= Task 1 =
In one to three sentences, explain, using the text on mineralized collagen glycosaminoglycan materials, why releasing inorganic ions such as calcium and phosphate helps bone healing.
= Task 2 =
Retype the passage from the text on mineralized collagen glycosaminoglycan materials, starting at "UCLA researchers from" and ending at "particularly bone repair.".
= Task 3 =
In the text on mineralized collagen glycosaminoglycan materials, which professor led the UCLA researchers who developed the biomaterial?

= Provided text =
--
Inorganic Ion Eluting Nanoparticulate Mineralized Collagen Glycosaminoglycan Materials (UCLA Case No. 2023-140)

UCLA researchers from the Division of Plastic and Reconstructive Surgery at the UCLA David Geffen School of Medicine have developed an innovative inorganic ion-eluting nanoparticulate mineralized collagen glycosaminoglycan (MC-GAG) material designed for advanced tissue regeneration, particularly bone repair.

INNOVATION: UCLA researchers led by Professor Justine Lee have developed next-generation biomaterial that innovatively couples nanoparticulate mineral release with biologically active collagen glycosaminoglycan scaffolds to optimize bone healing via a synergistic osteogenic and anti-resorptive mechanism. The focus of this innovation is a biocompatible scaffold combining mineralized collagen with glycosaminoglycan, augmented by nanoscale mineral particles capable of releasing inorganic ions such as calcium and phosphate. These ions are critical signaling molecules that modulate cellular behavior in the bone remodeling microenvironment. The inventive scaffold balances promotion of bone formation and suppression of bone resorption through molecular signaling pathways modulated by released inorganic ions, making it a promising candidate for orthopedic, craniofacial, and dental tissue engineering applications.

ADVANTAGES:

• Ion-eluting capability: The scaffold releases calcium and phosphate ions in a controlled manner, which promotes osteogenic differentiation of mesenchymal stem cells (MSCs) and enhances bone tissue regeneration.
--
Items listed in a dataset

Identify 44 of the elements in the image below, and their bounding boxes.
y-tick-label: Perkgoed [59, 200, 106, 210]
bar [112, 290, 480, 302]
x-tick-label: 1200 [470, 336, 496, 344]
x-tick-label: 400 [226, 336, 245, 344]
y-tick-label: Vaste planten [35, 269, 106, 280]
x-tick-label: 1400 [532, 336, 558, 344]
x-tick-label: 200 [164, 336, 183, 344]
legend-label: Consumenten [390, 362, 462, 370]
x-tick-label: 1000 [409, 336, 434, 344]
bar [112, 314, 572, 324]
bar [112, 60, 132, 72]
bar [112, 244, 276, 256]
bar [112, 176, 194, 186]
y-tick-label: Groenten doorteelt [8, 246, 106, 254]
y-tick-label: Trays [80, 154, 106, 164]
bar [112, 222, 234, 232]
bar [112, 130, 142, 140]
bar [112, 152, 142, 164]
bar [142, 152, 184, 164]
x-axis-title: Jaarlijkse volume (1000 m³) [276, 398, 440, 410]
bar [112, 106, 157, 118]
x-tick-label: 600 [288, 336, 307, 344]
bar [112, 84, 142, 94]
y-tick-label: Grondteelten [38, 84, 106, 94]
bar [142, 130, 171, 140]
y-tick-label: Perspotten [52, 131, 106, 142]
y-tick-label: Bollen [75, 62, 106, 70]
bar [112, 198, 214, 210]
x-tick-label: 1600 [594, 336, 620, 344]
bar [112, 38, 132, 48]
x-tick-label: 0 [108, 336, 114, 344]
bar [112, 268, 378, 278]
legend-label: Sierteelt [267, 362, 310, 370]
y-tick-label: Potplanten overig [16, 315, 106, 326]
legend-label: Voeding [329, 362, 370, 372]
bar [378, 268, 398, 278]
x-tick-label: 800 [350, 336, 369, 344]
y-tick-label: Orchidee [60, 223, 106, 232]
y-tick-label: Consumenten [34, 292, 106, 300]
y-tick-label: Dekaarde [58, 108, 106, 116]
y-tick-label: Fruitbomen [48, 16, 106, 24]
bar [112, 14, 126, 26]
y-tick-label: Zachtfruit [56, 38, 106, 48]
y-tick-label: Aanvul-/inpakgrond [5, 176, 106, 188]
--
= Response box 1 =
Calcium and phosphate ions are critical signaling molecules that modulate cellular behavior in the bone remodeling microenvironment. Released in a controlled manner, they promote osteogenic differentiation of mesenchymal stem cells and enhance bone tissue regeneration. The signaling pathways they modulate let the scaffold both promote bone formation and suppress bone resorption.

= Response box 2 =
UCLA researchers from the Division of Plastic and Reconstructive Surgery at the UCLA David Geffen School of Medicine have developed an innovative inorganic ion-eluting nanoparticulate mineralized collagen glycosaminoglycan (MC-GAG) material designed for advanced tissue regeneration, particularly bone repair.

= Response box 3 =
Professor Justine Lee.